— START Records for the task —

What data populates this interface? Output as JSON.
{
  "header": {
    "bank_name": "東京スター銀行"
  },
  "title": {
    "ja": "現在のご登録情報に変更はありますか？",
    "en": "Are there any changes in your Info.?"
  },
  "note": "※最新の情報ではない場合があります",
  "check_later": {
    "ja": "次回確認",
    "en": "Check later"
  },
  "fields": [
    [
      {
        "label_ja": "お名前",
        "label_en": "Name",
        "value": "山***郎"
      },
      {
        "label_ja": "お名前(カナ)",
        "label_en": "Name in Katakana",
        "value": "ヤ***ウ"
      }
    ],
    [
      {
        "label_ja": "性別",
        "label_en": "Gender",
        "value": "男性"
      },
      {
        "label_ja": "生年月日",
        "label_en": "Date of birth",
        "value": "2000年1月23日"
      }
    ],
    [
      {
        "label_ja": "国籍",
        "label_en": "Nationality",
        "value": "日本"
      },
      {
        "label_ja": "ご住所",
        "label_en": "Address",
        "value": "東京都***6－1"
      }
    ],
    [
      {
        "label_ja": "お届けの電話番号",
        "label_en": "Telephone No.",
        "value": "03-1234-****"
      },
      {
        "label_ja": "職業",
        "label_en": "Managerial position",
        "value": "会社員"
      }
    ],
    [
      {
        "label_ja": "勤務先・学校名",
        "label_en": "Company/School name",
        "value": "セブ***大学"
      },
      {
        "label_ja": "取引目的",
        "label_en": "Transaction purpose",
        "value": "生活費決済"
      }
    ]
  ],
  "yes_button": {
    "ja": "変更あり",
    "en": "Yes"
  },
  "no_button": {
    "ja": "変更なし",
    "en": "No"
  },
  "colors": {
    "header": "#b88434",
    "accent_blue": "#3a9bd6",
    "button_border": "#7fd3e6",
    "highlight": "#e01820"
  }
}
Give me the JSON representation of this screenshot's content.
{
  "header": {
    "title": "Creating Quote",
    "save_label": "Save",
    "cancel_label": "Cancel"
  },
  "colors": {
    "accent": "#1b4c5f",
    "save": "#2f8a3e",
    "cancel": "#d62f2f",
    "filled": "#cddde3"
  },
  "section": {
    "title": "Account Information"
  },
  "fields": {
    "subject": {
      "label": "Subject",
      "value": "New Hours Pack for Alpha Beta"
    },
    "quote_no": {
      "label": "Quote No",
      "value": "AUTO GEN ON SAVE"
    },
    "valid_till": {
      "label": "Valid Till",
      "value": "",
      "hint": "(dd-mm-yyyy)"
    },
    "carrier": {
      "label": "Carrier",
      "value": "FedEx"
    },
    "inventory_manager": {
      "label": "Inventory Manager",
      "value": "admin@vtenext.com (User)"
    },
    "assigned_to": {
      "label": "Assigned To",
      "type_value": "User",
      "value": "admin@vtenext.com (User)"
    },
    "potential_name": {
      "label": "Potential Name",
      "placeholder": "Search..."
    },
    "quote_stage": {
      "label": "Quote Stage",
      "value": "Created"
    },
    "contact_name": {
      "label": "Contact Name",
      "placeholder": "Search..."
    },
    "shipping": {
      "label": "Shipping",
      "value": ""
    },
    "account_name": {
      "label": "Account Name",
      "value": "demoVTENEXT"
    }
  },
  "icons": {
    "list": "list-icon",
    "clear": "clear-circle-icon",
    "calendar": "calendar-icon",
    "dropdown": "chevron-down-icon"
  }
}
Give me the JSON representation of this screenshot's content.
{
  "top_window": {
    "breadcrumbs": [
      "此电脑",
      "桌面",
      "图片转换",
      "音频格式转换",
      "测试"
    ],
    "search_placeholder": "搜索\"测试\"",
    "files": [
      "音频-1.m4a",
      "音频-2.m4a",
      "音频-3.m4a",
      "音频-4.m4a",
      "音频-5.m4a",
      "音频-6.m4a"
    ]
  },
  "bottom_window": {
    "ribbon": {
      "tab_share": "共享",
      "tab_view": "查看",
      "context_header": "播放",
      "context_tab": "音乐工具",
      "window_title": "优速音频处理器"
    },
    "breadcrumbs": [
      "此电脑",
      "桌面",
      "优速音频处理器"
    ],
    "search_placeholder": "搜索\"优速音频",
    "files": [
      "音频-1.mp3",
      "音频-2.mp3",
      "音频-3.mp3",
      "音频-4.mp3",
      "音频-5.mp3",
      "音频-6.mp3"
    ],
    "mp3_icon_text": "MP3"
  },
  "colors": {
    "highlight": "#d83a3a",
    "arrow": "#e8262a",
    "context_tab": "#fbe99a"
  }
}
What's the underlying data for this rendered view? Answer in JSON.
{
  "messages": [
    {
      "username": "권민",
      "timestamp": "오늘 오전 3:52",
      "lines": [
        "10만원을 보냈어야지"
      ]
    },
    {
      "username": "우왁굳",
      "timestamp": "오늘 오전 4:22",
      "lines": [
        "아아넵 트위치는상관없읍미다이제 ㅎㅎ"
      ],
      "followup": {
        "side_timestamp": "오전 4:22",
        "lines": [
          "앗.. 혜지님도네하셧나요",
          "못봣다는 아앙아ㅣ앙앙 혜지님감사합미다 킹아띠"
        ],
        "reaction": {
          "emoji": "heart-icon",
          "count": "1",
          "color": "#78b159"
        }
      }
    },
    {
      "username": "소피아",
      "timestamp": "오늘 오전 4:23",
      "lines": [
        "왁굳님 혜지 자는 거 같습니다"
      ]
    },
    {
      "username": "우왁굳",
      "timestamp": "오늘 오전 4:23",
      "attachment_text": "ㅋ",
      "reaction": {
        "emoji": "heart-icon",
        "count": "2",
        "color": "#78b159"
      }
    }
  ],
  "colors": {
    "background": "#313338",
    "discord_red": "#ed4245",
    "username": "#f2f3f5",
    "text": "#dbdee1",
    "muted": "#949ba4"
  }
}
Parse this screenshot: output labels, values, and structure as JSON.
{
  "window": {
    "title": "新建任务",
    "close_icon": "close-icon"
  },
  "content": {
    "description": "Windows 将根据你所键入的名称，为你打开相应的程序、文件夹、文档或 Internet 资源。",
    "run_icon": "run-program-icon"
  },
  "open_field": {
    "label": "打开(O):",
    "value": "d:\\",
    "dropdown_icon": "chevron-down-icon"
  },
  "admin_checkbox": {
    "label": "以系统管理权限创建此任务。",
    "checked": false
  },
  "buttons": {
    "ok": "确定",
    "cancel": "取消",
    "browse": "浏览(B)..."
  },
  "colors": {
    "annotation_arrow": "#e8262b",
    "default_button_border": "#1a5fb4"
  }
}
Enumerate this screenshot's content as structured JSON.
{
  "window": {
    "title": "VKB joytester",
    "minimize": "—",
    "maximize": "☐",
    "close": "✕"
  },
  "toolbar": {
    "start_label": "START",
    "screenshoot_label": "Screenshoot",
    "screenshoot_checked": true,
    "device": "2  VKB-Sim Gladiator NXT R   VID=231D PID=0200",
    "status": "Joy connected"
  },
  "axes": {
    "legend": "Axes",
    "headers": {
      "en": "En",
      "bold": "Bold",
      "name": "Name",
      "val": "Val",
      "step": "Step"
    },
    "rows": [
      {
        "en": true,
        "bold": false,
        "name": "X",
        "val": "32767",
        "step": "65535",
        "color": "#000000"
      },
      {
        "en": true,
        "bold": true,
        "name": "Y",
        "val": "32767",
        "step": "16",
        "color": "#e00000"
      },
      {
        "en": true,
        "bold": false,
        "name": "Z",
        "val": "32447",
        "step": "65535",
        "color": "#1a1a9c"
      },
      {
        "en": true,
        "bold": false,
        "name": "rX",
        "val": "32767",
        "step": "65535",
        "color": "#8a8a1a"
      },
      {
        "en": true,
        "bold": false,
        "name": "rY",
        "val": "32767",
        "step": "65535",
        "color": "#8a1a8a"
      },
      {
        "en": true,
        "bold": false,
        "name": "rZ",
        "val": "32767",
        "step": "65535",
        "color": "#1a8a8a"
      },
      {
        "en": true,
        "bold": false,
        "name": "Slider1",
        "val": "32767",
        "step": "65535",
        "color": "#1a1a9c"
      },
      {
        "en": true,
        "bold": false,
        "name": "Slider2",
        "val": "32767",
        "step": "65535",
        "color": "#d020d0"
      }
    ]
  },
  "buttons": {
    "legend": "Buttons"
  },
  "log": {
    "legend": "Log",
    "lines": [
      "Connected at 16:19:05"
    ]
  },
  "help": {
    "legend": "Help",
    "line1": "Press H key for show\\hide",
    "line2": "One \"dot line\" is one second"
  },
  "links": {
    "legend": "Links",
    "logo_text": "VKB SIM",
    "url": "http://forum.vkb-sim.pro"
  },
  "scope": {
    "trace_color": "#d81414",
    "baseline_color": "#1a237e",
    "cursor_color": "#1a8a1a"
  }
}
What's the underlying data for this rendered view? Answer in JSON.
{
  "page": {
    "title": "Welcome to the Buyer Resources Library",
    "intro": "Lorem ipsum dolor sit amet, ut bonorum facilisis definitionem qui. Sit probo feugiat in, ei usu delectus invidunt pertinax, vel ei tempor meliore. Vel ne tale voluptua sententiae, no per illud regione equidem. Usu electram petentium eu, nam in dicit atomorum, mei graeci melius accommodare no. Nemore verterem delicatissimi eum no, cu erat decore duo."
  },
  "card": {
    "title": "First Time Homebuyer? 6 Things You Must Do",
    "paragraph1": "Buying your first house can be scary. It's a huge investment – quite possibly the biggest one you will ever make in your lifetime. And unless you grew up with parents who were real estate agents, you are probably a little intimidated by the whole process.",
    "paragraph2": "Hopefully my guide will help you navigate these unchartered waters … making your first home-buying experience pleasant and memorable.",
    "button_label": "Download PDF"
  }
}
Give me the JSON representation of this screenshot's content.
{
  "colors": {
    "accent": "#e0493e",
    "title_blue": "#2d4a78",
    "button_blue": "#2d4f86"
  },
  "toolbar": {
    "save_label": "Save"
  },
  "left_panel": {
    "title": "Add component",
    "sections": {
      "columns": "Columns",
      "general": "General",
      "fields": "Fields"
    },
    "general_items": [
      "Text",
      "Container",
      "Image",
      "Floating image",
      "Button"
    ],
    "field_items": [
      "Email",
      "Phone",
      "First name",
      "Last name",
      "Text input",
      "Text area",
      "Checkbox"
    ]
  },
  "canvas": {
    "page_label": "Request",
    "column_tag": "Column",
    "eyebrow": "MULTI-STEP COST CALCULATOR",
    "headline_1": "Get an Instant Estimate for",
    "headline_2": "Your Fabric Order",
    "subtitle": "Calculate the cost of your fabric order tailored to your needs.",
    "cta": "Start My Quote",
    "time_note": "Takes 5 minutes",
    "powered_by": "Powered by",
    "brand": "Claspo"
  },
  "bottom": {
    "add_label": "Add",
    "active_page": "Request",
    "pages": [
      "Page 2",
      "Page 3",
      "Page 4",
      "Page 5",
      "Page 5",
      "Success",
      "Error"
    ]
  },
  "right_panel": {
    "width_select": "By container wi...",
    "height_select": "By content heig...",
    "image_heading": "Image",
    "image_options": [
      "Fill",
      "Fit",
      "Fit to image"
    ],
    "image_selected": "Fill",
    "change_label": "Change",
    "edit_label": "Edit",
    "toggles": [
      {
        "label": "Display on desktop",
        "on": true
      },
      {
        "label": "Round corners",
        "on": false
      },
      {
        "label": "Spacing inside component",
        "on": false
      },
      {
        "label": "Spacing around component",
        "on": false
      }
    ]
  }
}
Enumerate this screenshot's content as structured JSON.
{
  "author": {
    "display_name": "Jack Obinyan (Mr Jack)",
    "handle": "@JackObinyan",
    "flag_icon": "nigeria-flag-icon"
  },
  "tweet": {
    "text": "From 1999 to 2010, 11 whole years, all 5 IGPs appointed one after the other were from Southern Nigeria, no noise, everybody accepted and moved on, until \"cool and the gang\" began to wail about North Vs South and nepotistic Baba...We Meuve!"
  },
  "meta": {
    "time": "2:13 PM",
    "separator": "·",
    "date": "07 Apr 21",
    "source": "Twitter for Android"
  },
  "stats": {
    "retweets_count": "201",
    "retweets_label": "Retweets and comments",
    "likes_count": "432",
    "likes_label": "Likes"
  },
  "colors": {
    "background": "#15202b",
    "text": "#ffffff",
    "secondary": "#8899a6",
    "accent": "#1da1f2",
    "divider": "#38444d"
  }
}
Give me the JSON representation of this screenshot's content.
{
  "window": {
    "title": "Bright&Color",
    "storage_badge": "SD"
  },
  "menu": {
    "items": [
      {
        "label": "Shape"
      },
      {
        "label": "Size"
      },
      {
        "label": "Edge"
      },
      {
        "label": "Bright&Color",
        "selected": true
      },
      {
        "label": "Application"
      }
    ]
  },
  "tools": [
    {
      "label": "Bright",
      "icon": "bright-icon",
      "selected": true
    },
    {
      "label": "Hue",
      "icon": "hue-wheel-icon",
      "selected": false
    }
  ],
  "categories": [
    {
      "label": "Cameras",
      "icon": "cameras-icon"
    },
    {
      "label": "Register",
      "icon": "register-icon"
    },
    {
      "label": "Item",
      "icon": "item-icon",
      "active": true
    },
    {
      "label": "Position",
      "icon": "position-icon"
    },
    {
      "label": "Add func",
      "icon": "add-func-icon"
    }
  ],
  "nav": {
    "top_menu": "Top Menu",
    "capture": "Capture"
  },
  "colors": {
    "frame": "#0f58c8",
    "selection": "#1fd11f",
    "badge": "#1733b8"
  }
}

— END Records for the task —

Description of the task: Copy every line of the data that holds the string "whole".

Result:
    "paragraph1": "Buying your first house can be scary. It's a huge investment – quite possibly the biggest one you will ever make in your lifetime. And unless you grew up with parents who were real estate agents, you are probably a little intimidated by the whole process.",
    "text": "From 1999 to 2010, 11 whole years, all 5 IGPs appointed one after the other were from Southern Nigeria, no noise, everybody accepted and moved on, until \"cool and the gang\" began to wail about North Vs South and nepotistic Baba...We Meuve!"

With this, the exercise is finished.